***** RECORDS TO PROCESS

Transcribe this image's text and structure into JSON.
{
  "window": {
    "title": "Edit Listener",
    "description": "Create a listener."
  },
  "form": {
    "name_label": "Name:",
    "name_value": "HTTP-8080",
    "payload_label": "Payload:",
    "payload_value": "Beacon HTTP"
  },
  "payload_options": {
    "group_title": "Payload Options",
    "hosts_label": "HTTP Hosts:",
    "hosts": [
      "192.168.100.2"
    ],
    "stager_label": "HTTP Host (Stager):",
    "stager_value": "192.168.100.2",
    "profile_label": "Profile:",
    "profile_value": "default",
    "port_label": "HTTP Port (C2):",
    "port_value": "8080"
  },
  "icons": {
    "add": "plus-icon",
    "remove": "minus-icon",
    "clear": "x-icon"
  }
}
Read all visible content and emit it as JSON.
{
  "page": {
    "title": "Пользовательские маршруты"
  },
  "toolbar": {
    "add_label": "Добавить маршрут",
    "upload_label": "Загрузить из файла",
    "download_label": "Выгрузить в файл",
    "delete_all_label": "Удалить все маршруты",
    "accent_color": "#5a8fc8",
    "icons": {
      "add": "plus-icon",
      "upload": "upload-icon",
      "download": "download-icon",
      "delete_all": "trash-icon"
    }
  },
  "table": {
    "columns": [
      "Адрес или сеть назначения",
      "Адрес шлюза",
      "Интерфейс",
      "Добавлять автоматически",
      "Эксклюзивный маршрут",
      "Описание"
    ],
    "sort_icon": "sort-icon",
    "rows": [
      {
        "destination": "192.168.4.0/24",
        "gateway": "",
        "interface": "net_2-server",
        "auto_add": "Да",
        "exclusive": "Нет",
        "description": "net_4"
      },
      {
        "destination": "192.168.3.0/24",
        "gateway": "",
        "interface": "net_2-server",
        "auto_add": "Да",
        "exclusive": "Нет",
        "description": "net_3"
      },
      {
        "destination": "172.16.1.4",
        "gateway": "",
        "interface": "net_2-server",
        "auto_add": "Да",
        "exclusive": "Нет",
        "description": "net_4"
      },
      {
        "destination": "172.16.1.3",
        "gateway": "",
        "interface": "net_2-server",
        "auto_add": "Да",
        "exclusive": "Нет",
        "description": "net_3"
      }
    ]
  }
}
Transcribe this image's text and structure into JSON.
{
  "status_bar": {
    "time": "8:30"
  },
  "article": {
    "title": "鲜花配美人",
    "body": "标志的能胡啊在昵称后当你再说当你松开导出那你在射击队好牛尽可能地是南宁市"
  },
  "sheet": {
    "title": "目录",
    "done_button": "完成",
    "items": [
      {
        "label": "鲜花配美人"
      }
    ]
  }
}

**********

● DIRECTIVE: Nothing in the listing may be changed; retype it all exactly.

● RESPONSE:
Transcribe this image's text and structure into JSON.
{
  "window": {
    "title": "Edit Listener",
    "description": "Create a listener."
  },
  "form": {
    "name_label": "Name:",
    "name_value": "HTTP-8080",
    "payload_label": "Payload:",
    "payload_value": "Beacon HTTP"
  },
  "payload_options": {
    "group_title": "Payload Options",
    "hosts_label": "HTTP Hosts:",
    "hosts": [
      "192.168.100.2"
    ],
    "stager_label": "HTTP Host (Stager):",
    "stager_value": "192.168.100.2",
    "profile_label": "Profile:",
    "profile_value": "default",
    "port_label": "HTTP Port (C2):",
    "port_value": "8080"
  },
  "icons": {
    "add": "plus-icon",
    "remove": "minus-icon",
    "clear": "x-icon"
  }
}
Read all visible content and emit it as JSON.
{
  "page": {
    "title": "Пользовательские маршруты"
  },
  "toolbar": {
    "add_label": "Добавить маршрут",
    "upload_label": "Загрузить из файла",
    "download_label": "Выгрузить в файл",
    "delete_all_label": "Удалить все маршруты",
    "accent_color": "#5a8fc8",
    "icons": {
      "add": "plus-icon",
      "upload": "upload-icon",
      "download": "download-icon",
      "delete_all": "trash-icon"
    }
  },
  "table": {
    "columns": [
      "Адрес или сеть назначения",
      "Адрес шлюза",
      "Интерфейс",
      "Добавлять автоматически",
      "Эксклюзивный маршрут",
      "Описание"
    ],
    "sort_icon": "sort-icon",
    "rows": [
      {
        "destination": "192.168.4.0/24",
        "gateway": "",
        "interface": "net_2-server",
        "auto_add": "Да",
        "exclusive": "Нет",
        "description": "net_4"
      },
      {
        "destination": "192.168.3.0/24",
        "gateway": "",
        "interface": "net_2-server",
        "auto_add": "Да",
        "exclusive": "Нет",
        "description": "net_3"
      },
      {
        "destination": "172.16.1.4",
        "gateway": "",
        "interface": "net_2-server",
        "auto_add": "Да",
        "exclusive": "Нет",
        "description": "net_4"
      },
      {
        "destination": "172.16.1.3",
        "gateway": "",
        "interface": "net_2-server",
        "auto_add": "Да",
        "exclusive": "Нет",
        "description": "net_3"
      }
    ]
  }
}
Transcribe this image's text and structure into JSON.
{
  "status_bar": {
    "time": "8:30"
  },
  "article": {
    "title": "鲜花配美人",
    "body": "标志的能胡啊在昵称后当你再说当你松开导出那你在射击队好牛尽可能地是南宁市"
  },
  "sheet": {
    "title": "目录",
    "done_button": "完成",
    "items": [
      {
        "label": "鲜花配美人"
      }
    ]
  }
}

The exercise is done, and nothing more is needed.